** Start Records for this exercise **

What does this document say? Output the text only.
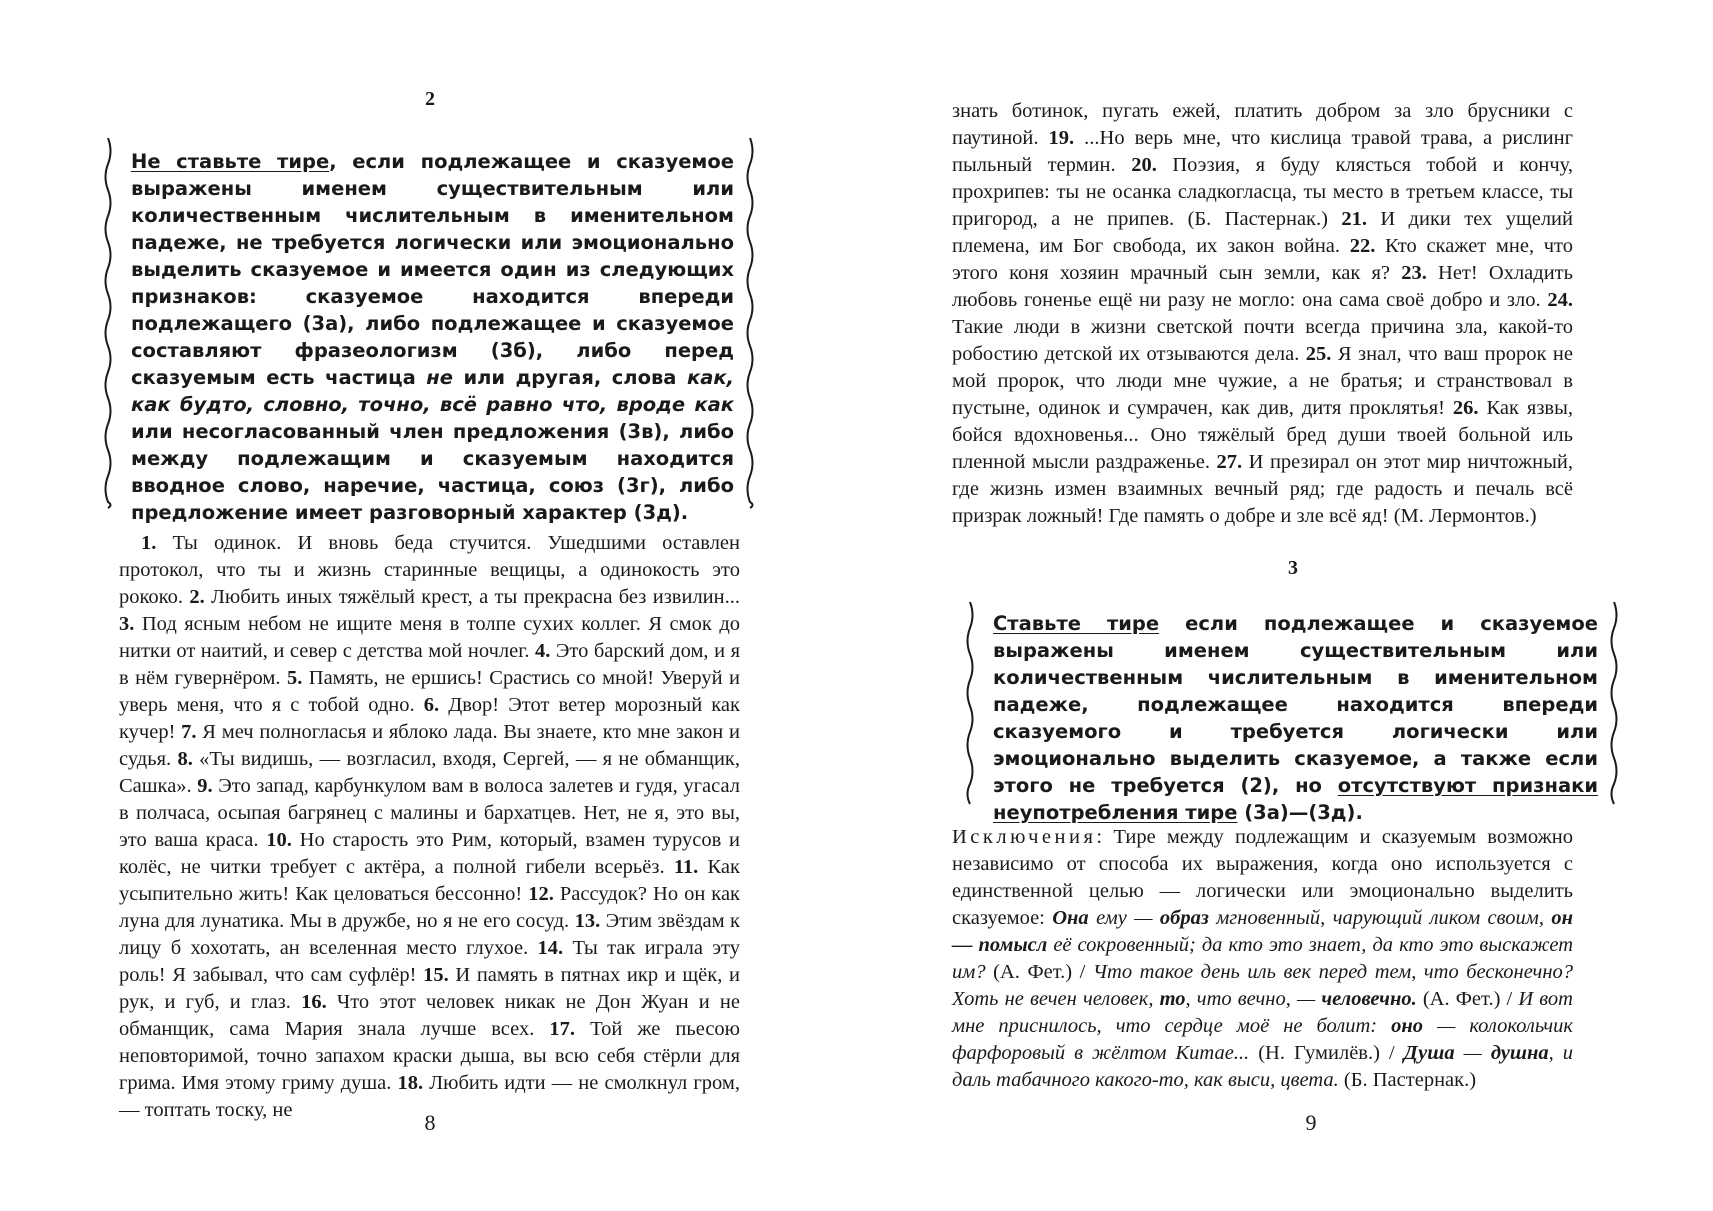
2

Не ставьте тире, если подлежащее и сказуемое выражены именем существительным или количественным числительным в именительном падеже, не требуется логически или эмоционально выделить сказуемое и имеется один из следующих признаков: сказуемое находится впереди подлежащего (3а), либо подлежащее и сказуемое составляют фразеологизм (3б), либо перед сказуемым есть частица не или другая, слова как, как будто, словно, точно, всё равно что, вроде как или несогласованный член предложения (3в), либо между подлежащим и сказуемым находится вводное слово, наречие, частица, союз (3г), либо предложение имеет разговорный характер (3д).

1. Ты одинок. И вновь беда стучится. Ушедшими оставлен протокол, что ты и жизнь старинные вещицы, а одинокость это рококо. 2. Любить иных тяжёлый крест, а ты прекрасна без извилин... 3. Под ясным небом не ищите меня в толпе сухих коллег. Я смок до нитки от наитий, и север с детства мой ночлег. 4. Это барский дом, и я в нём гувернёром. 5. Память, не ершись! Срастись со мной! Уверуй и уверь меня, что я с тобой одно. 6. Двор! Этот ветер морозный как кучер! 7. Я меч полногласья и яблоко лада. Вы знаете, кто мне закон и судья. 8. «Ты видишь, — возгласил, входя, Сергей, — я не обманщик, Сашка». 9. Это запад, карбункулом вам в волоса залетев и гудя, угасал в полчаса, осыпая багрянец с малины и бархатцев. Нет, не я, это вы, это ваша краса. 10. Но старость это Рим, который, взамен турусов и колёс, не читки требует с актёра, а полной гибели всерьёз. 11. Как усыпительно жить! Как целоваться бессонно! 12. Рассудок? Но он как луна для лунатика. Мы в дружбе, но я не его сосуд. 13. Этим звёздам к лицу б хохотать, ан вселенная место глухое. 14. Ты так играла эту роль! Я забывал, что сам суфлёр! 15. И память в пятнах икр и щёк, и рук, и губ, и глаз. 16. Что этот человек никак не Дон Жуан и не обманщик, сама Мария знала лучше всех. 17. Той же пьесою неповторимой, точно запахом краски дыша, вы всю себя стёрли для грима. Имя этому гриму душа. 18. Любить идти — не смолкнул гром, — топтать тоску, не	8

знать ботинок, пугать ежей, платить добром за зло брусники с паутиной. 19. ...Но верь мне, что кислица травой трава, а рислинг пыльный термин. 20. Поэзия, я буду клясться тобой и кончу, прохрипев: ты не осанка сладкогласца, ты место в третьем классе, ты пригород, а не припев. (Б. Пастернак.) 21. И дики тех ущелий племена, им Бог свобода, их закон война. 22. Кто скажет мне, что этого коня хозяин мрачный сын земли, как я? 23. Нет! Охладить любовь гоненье ещё ни разу не могло: она сама своё добро и зло. 24. Такие люди в жизни светской почти всегда причина зла, какой-то робостию детской их отзываются дела. 25. Я знал, что ваш пророк не мой пророк, что люди мне чужие, а не братья; и странствовал в пустыне, одинок и сумрачен, как див, дитя проклятья! 26. Как язвы, бойся вдохновенья... Оно тяжёлый бред души твоей больной иль пленной мысли раздраженье. 27. И презирал он этот мир ничтожный, где жизнь измен взаимных вечный ряд; где радость и печаль всё призрак ложный! Где память о добре и зле всё яд! (М. Лермонтов.)

3

Ставьте тире если подлежащее и сказуемое выражены именем существительным или количественным числительным в именительном падеже, подлежащее находится впереди сказуемого и требуется логически или эмоционально выделить сказуемое, а также если этого не требуется (2), но отсутствуют признаки неупотребления тире (3а)—(3д).

Исключения: Тире между подлежащим и сказуемым возможно независимо от способа их выражения, когда оно используется с единственной целью — логически или эмоционально выделить сказуемое: Она ему — образ мгновенный, чарующий ликом своим, он — помысл её сокровенный; да кто это знает, да кто это выскажет им? (А. Фет.) / Что такое день иль век перед тем, что бесконечно? Хоть не вечен человек, то, что вечно, — человечно. (А. Фет.) / И вот мне приснилось, что сердце моё не болит: оно — колокольчик фарфоровый в жёлтом Китае... (Н. Гумилёв.) / Душа — душна, и даль табачного какого-то, как выси, цвета. (Б. Пастернак.)

9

** End Records for this exercise **

▶ **Given instruction**
Go through the material above and copy each line that has the word "выражены".

▶ **Response for this exercise**
Не ставьте тире, если подлежащее и сказуемое выражены именем существительным или количественным числительным в именительном падеже, не требуется логически или эмоционально выделить сказуемое и имеется один из следующих признаков: сказуемое находится впереди подлежащего (3а), либо подлежащее и сказуемое составляют фразеологизм (3б), либо перед сказуемым есть частица не или другая, слова как, как будто, словно, точно, всё равно что, вроде как или несогласованный член предложения (3в), либо между подлежащим и сказуемым находится вводное слово, наречие, частица, союз (3г), либо предложение имеет разговорный характер (3д).
Ставьте тире если подлежащее и сказуемое выражены именем существительным или количественным числительным в именительном падеже, подлежащее находится впереди сказуемого и требуется логически или эмоционально выделить сказуемое, а также если этого не требуется (2), но отсутствуют признаки неупотребления тире (3а)—(3д).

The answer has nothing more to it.